=== DATA EXTRACT ===
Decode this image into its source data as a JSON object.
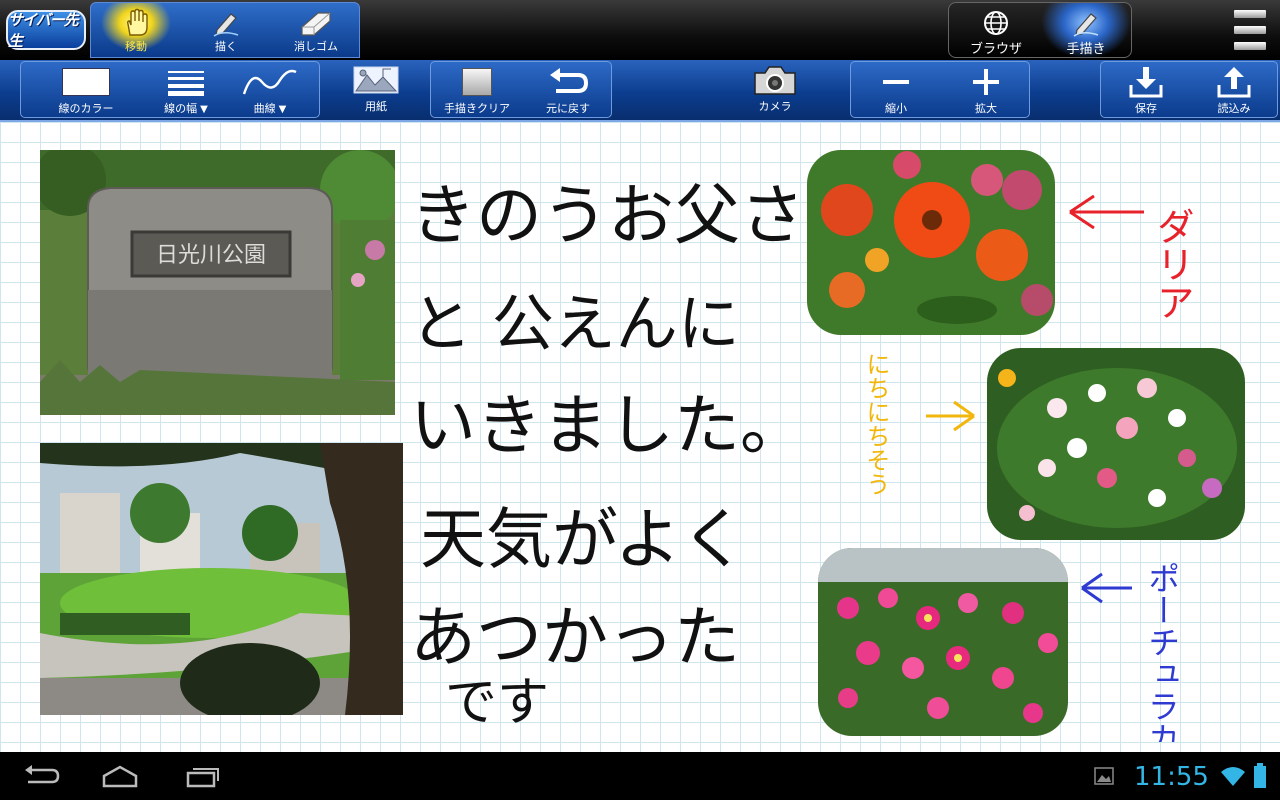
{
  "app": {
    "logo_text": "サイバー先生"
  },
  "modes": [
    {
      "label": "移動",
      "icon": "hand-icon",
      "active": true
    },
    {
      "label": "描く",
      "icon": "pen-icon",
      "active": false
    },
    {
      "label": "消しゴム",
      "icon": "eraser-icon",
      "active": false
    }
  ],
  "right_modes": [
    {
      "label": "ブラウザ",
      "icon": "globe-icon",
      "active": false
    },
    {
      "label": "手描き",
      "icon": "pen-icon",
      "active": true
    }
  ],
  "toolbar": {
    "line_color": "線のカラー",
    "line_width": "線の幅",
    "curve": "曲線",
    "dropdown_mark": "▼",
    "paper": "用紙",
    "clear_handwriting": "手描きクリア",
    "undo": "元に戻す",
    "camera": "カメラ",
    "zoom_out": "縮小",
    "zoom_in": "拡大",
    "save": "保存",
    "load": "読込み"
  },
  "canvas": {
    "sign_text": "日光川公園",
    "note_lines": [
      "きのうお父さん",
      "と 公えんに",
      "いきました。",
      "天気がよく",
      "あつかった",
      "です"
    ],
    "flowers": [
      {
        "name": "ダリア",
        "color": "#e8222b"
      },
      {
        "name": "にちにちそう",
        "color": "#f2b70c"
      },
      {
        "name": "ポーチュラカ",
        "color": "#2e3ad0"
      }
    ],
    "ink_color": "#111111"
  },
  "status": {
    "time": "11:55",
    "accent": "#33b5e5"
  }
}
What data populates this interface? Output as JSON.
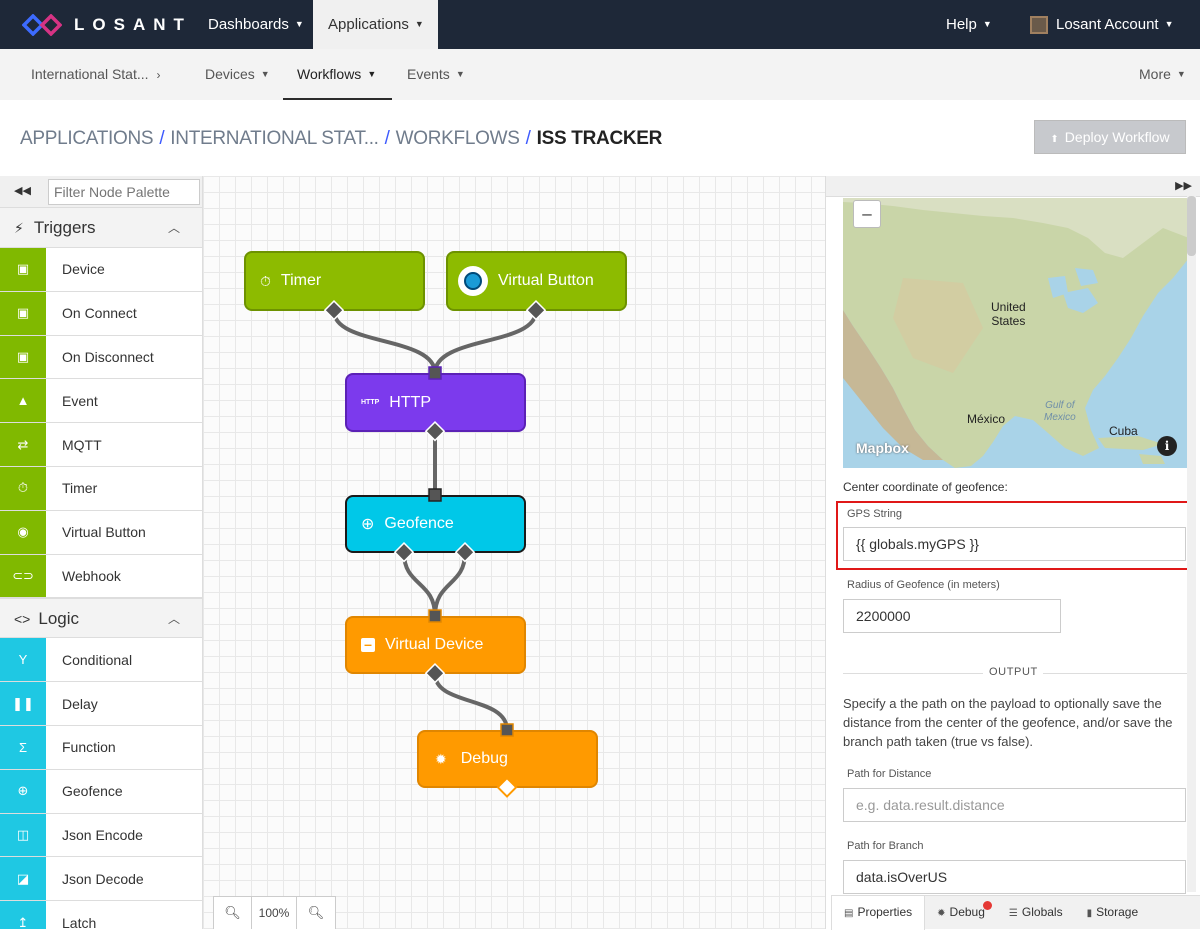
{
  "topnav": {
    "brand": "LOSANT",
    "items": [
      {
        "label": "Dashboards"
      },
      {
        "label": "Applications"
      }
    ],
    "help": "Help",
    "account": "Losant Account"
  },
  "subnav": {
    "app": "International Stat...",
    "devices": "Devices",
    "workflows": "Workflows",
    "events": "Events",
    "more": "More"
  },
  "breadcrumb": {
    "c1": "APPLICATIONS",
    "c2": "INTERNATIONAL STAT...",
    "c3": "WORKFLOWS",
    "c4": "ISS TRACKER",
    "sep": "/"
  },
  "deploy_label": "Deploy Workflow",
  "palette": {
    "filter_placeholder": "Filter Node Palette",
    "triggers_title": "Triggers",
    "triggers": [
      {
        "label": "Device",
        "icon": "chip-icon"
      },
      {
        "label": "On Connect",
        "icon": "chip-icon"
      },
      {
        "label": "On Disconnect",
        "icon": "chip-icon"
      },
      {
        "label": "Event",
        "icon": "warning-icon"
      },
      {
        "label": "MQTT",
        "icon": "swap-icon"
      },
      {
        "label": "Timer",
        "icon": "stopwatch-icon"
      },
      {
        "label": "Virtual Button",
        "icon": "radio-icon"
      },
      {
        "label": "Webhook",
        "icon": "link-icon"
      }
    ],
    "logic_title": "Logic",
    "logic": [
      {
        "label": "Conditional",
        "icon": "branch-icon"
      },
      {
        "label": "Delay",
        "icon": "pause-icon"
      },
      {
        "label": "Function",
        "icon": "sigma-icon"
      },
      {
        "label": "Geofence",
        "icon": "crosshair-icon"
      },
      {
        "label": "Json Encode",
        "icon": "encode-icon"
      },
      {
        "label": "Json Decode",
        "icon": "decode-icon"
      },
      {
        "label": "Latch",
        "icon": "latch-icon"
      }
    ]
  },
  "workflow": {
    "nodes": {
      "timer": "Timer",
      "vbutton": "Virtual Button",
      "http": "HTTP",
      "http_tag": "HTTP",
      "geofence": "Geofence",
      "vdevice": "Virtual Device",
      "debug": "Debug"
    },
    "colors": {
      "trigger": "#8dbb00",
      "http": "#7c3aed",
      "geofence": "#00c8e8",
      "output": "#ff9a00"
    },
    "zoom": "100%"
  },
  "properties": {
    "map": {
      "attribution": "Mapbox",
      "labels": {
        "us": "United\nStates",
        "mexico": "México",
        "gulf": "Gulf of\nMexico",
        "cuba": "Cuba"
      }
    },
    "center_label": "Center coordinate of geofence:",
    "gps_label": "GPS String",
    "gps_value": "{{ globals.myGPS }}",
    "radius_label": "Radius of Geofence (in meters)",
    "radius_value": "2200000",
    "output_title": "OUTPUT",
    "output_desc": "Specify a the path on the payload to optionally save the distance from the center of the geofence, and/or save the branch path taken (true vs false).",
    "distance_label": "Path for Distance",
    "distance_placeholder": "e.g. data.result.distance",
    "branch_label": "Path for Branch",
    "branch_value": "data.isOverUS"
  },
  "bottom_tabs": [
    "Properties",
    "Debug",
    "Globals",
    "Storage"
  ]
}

=== TO DO ===
Quote each line of the listing exactly, but leave the pictures out.

=== SOLVED PROBLEM ===
Decode this image into its source data as a JSON object.
{
  "app": {
    "logo_text": "サイバー先生"
  },
  "modes": [
    {
      "label": "移動",
      "icon": "hand-icon",
      "active": true
    },
    {
      "label": "描く",
      "icon": "pen-icon",
      "active": false
    },
    {
      "label": "消しゴム",
      "icon": "eraser-icon",
      "active": false
    }
  ],
  "right_modes": [
    {
      "label": "ブラウザ",
      "icon": "globe-icon",
      "active": false
    },
    {
      "label": "手描き",
      "icon": "pen-icon",
      "active": true
    }
  ],
  "toolbar": {
    "line_color": "線のカラー",
    "line_width": "線の幅",
    "curve": "曲線",
    "dropdown_mark": "▼",
    "paper": "用紙",
    "clear_handwriting": "手描きクリア",
    "undo": "元に戻す",
    "camera": "カメラ",
    "zoom_out": "縮小",
    "zoom_in": "拡大",
    "save": "保存",
    "load": "読込み"
  },
  "canvas": {
    "sign_text": "日光川公園",
    "note_lines": [
      "きのうお父さん",
      "と 公えんに",
      "いきました。",
      "天気がよく",
      "あつかった",
      "です"
    ],
    "flowers": [
      {
        "name": "ダリア",
        "color": "#e8222b"
      },
      {
        "name": "にちにちそう",
        "color": "#f2b70c"
      },
      {
        "name": "ポーチュラカ",
        "color": "#2e3ad0"
      }
    ],
    "ink_color": "#111111"
  },
  "status": {
    "time": "11:55",
    "accent": "#33b5e5"
  }
}
What data populates this interface? Output as JSON.
{
  "topnav": {
    "brand": "LOSANT",
    "items": [
      {
        "label": "Dashboards"
      },
      {
        "label": "Applications"
      }
    ],
    "help": "Help",
    "account": "Losant Account"
  },
  "subnav": {
    "app": "International Stat...",
    "devices": "Devices",
    "workflows": "Workflows",
    "events": "Events",
    "more": "More"
  },
  "breadcrumb": {
    "c1": "APPLICATIONS",
    "c2": "INTERNATIONAL STAT...",
    "c3": "WORKFLOWS",
    "c4": "ISS TRACKER",
    "sep": "/"
  },
  "deploy_label": "Deploy Workflow",
  "palette": {
    "filter_placeholder": "Filter Node Palette",
    "triggers_title": "Triggers",
    "triggers": [
      {
        "label": "Device",
        "icon": "chip-icon"
      },
      {
        "label": "On Connect",
        "icon": "chip-icon"
      },
      {
        "label": "On Disconnect",
        "icon": "chip-icon"
      },
      {
        "label": "Event",
        "icon": "warning-icon"
      },
      {
        "label": "MQTT",
        "icon": "swap-icon"
      },
      {
        "label": "Timer",
        "icon": "stopwatch-icon"
      },
      {
        "label": "Virtual Button",
        "icon": "radio-icon"
      },
      {
        "label": "Webhook",
        "icon": "link-icon"
      }
    ],
    "logic_title": "Logic",
    "logic": [
      {
        "label": "Conditional",
        "icon": "branch-icon"
      },
      {
        "label": "Delay",
        "icon": "pause-icon"
      },
      {
        "label": "Function",
        "icon": "sigma-icon"
      },
      {
        "label": "Geofence",
        "icon": "crosshair-icon"
      },
      {
        "label": "Json Encode",
        "icon": "encode-icon"
      },
      {
        "label": "Json Decode",
        "icon": "decode-icon"
      },
      {
        "label": "Latch",
        "icon": "latch-icon"
      }
    ]
  },
  "workflow": {
    "nodes": {
      "timer": "Timer",
      "vbutton": "Virtual Button",
      "http": "HTTP",
      "http_tag": "HTTP",
      "geofence": "Geofence",
      "vdevice": "Virtual Device",
      "debug": "Debug"
    },
    "colors": {
      "trigger": "#8dbb00",
      "http": "#7c3aed",
      "geofence": "#00c8e8",
      "output": "#ff9a00"
    },
    "zoom": "100%"
  },
  "properties": {
    "map": {
      "attribution": "Mapbox",
      "labels": {
        "us": "United\nStates",
        "mexico": "México",
        "gulf": "Gulf of\nMexico",
        "cuba": "Cuba"
      }
    },
    "center_label": "Center coordinate of geofence:",
    "gps_label": "GPS String",
    "gps_value": "{{ globals.myGPS }}",
    "radius_label": "Radius of Geofence (in meters)",
    "radius_value": "2200000",
    "output_title": "OUTPUT",
    "output_desc": "Specify a the path on the payload to optionally save the distance from the center of the geofence, and/or save the branch path taken (true vs false).",
    "distance_label": "Path for Distance",
    "distance_placeholder": "e.g. data.result.distance",
    "branch_label": "Path for Branch",
    "branch_value": "data.isOverUS"
  },
  "bottom_tabs": [
    "Properties",
    "Debug",
    "Globals",
    "Storage"
  ]
}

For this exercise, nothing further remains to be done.